> [Data provided]
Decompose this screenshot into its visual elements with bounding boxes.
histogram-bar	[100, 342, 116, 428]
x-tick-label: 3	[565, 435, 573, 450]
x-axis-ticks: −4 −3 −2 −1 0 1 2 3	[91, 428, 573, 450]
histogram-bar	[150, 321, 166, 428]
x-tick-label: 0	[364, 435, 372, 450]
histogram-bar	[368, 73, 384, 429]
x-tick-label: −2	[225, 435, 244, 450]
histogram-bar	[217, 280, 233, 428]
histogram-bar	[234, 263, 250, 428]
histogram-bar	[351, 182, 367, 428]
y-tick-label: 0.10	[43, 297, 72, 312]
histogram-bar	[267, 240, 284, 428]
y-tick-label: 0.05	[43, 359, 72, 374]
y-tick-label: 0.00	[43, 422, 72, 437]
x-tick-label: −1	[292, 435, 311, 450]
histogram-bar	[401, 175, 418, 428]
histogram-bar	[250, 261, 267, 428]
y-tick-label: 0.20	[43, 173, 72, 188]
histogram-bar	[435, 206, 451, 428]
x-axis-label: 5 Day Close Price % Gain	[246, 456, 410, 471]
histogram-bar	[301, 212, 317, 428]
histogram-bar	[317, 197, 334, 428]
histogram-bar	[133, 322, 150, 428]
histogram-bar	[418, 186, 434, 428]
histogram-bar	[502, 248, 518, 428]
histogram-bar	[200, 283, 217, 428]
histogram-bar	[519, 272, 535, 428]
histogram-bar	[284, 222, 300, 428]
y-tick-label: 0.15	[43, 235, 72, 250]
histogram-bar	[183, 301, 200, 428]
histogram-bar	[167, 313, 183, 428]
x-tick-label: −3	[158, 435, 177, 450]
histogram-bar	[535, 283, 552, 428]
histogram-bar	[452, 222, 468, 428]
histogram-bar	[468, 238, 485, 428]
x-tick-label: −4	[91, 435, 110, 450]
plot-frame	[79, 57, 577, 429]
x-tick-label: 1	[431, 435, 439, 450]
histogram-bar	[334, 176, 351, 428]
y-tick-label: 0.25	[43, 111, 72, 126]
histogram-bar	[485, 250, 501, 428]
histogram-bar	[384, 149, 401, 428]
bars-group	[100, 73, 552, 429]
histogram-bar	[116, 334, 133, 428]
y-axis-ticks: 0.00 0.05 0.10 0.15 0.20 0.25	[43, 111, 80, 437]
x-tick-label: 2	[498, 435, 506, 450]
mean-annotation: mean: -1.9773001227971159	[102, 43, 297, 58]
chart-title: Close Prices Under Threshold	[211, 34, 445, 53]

> [What to do]
Reproduce every line of the records above without changing anything.

> [Response to this exercise]
Decompose this screenshot into its visual elements with bounding boxes.
histogram-bar	[100, 342, 116, 428]
x-tick-label: 3	[565, 435, 573, 450]
x-axis-ticks: −4 −3 −2 −1 0 1 2 3	[91, 428, 573, 450]
histogram-bar	[150, 321, 166, 428]
x-tick-label: 0	[364, 435, 372, 450]
histogram-bar	[368, 73, 384, 429]
x-tick-label: −2	[225, 435, 244, 450]
histogram-bar	[217, 280, 233, 428]
histogram-bar	[234, 263, 250, 428]
histogram-bar	[351, 182, 367, 428]
y-tick-label: 0.10	[43, 297, 72, 312]
histogram-bar	[267, 240, 284, 428]
y-tick-label: 0.05	[43, 359, 72, 374]
y-tick-label: 0.00	[43, 422, 72, 437]
x-tick-label: −1	[292, 435, 311, 450]
histogram-bar	[401, 175, 418, 428]
histogram-bar	[250, 261, 267, 428]
y-tick-label: 0.20	[43, 173, 72, 188]
histogram-bar	[435, 206, 451, 428]
x-axis-label: 5 Day Close Price % Gain	[246, 456, 410, 471]
histogram-bar	[301, 212, 317, 428]
histogram-bar	[317, 197, 334, 428]
histogram-bar	[133, 322, 150, 428]
histogram-bar	[418, 186, 434, 428]
histogram-bar	[502, 248, 518, 428]
histogram-bar	[200, 283, 217, 428]
histogram-bar	[519, 272, 535, 428]
histogram-bar	[284, 222, 300, 428]
y-tick-label: 0.15	[43, 235, 72, 250]
histogram-bar	[183, 301, 200, 428]
histogram-bar	[167, 313, 183, 428]
x-tick-label: −3	[158, 435, 177, 450]
histogram-bar	[535, 283, 552, 428]
histogram-bar	[452, 222, 468, 428]
histogram-bar	[468, 238, 485, 428]
x-tick-label: −4	[91, 435, 110, 450]
plot-frame	[79, 57, 577, 429]
x-tick-label: 1	[431, 435, 439, 450]
histogram-bar	[334, 176, 351, 428]
y-tick-label: 0.25	[43, 111, 72, 126]
histogram-bar	[485, 250, 501, 428]
histogram-bar	[384, 149, 401, 428]
bars-group	[100, 73, 552, 429]
histogram-bar	[116, 334, 133, 428]
y-axis-ticks: 0.00 0.05 0.10 0.15 0.20 0.25	[43, 111, 80, 437]
x-tick-label: 2	[498, 435, 506, 450]
mean-annotation: mean: -1.9773001227971159	[102, 43, 297, 58]
chart-title: Close Prices Under Threshold	[211, 34, 445, 53]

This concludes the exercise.